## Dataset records
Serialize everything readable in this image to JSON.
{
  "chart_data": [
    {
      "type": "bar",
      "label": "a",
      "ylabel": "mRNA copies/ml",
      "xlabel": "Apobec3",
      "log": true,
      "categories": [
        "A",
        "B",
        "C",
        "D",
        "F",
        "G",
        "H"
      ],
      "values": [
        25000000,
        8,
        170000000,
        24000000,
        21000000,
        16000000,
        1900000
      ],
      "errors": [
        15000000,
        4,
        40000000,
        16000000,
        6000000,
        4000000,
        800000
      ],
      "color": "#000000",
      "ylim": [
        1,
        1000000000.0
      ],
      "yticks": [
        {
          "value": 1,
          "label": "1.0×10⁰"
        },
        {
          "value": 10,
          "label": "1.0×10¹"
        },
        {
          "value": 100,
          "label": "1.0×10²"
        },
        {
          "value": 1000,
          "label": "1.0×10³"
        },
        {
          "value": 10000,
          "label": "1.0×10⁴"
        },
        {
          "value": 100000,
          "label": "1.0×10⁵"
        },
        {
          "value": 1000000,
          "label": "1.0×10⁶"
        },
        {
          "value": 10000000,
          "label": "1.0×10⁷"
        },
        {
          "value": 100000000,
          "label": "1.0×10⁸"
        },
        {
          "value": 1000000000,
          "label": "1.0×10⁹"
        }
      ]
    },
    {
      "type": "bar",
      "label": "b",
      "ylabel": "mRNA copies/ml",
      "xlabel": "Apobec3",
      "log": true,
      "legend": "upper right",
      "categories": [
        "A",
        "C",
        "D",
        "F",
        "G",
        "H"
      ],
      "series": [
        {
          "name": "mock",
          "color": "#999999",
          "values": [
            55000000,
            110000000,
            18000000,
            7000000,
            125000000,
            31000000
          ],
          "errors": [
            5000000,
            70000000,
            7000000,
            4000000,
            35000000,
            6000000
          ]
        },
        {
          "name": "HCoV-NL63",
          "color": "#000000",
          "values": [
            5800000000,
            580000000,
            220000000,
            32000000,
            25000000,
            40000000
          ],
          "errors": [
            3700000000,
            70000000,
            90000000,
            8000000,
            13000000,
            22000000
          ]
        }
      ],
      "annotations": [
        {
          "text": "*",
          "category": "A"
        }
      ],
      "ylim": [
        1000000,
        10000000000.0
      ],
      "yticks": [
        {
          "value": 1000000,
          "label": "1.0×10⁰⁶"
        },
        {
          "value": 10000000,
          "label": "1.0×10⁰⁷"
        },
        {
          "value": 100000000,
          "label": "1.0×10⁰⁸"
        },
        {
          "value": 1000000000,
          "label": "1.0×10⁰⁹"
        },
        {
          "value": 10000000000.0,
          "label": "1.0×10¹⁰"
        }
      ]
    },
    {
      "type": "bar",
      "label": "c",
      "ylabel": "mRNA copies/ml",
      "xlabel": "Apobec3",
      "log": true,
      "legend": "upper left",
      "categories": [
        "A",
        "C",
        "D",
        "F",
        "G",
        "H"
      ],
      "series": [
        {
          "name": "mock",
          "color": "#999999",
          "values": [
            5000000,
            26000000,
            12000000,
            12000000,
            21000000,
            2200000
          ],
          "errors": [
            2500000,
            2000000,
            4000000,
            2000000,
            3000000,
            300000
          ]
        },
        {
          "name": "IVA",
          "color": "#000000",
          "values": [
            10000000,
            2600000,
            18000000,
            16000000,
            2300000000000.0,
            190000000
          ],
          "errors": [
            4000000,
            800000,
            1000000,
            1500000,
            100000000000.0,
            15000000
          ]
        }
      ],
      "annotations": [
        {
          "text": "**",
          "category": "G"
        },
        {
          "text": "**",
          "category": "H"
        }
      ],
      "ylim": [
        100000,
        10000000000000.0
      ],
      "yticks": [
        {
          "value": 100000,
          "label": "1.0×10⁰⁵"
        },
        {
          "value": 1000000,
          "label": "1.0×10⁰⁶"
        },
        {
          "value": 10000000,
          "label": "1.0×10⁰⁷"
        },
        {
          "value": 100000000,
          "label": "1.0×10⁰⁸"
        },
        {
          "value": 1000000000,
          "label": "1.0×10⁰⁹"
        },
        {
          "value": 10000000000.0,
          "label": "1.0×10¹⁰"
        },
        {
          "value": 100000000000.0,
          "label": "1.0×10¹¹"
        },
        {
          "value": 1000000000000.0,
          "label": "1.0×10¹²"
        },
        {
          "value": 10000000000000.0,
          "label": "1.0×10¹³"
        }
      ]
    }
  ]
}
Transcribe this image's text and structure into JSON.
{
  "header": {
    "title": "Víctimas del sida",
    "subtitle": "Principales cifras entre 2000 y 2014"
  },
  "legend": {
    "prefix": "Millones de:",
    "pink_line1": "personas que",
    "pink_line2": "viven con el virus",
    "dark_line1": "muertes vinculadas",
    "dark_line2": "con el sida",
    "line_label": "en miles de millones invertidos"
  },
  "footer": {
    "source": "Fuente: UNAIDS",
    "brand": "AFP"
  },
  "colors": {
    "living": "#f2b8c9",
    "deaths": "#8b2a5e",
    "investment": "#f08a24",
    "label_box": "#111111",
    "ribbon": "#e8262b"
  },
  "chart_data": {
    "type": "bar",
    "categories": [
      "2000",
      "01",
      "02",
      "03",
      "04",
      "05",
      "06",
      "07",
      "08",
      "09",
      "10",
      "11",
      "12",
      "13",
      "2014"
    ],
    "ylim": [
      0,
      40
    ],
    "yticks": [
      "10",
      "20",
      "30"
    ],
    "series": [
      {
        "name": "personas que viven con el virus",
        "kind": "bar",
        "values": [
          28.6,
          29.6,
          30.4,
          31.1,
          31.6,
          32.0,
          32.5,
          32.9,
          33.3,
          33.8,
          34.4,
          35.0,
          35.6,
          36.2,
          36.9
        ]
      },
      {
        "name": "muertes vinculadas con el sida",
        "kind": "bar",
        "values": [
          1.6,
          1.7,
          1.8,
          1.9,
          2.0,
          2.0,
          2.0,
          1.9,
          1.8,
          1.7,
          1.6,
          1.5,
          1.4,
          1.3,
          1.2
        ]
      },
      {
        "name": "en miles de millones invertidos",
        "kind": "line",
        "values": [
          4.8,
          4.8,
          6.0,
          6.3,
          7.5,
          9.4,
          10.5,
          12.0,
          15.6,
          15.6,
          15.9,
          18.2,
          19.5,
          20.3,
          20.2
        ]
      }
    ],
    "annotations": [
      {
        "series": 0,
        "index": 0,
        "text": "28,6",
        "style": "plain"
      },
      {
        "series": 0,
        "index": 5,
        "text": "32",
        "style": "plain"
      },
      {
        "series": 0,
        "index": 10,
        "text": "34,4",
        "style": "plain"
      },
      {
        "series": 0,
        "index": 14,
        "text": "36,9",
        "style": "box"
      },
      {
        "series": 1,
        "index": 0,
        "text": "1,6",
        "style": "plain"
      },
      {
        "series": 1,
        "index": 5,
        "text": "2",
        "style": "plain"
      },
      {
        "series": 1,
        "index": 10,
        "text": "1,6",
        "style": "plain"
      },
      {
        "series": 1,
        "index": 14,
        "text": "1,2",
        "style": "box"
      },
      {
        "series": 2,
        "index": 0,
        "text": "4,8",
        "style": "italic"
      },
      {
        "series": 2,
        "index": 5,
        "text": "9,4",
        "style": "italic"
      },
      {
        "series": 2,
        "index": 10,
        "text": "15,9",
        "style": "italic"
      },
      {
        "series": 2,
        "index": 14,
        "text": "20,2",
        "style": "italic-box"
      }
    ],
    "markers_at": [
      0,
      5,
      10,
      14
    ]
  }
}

## AIM OF THE EXERCISE
Report every line of the data above that contains the string "personas" by copying it in full.

## ANSWER TO THIS TASK
    "pink_line1": "personas que",
        "name": "personas que viven con el virus",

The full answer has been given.